Records from a data source:
= = = = = = =

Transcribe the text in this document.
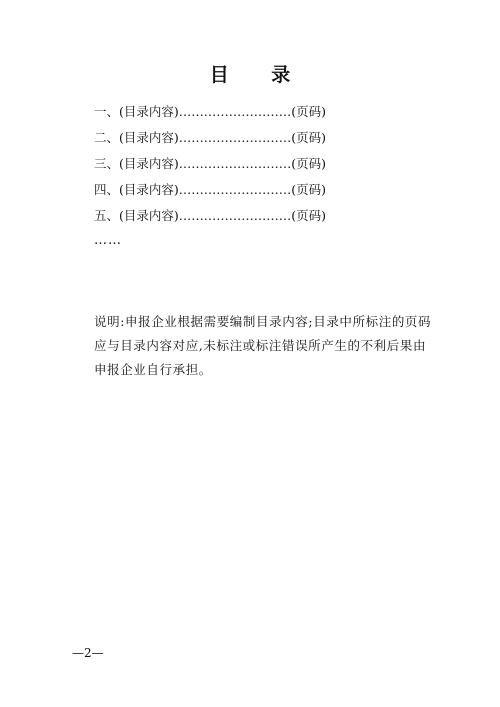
目 录
一、(目录内容)………………………(页码)
二、(目录内容)………………………(页码)
三、(目录内容)………………………(页码)
四、(目录内容)………………………(页码)
五、(目录内容)………………………(页码)
……
说明:申报企业根据需要编制目录内容;目录中所标注的页码应与目录内容对应,未标注或标注错误所产生的不利后果由申报企业自行承担。
—2—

= = = = = = =

▶ WHAT YOU HAVE TO DO: Each entry above should be reproduced exactly, with the pictures removed.

▶ REPLY:
Transcribe the text in this document.
目 录
一、(目录内容)………………………(页码)
二、(目录内容)………………………(页码)
三、(目录内容)………………………(页码)
四、(目录内容)………………………(页码)
五、(目录内容)………………………(页码)
……
说明:申报企业根据需要编制目录内容;目录中所标注的页码应与目录内容对应,未标注或标注错误所产生的不利后果由申报企业自行承担。
—2—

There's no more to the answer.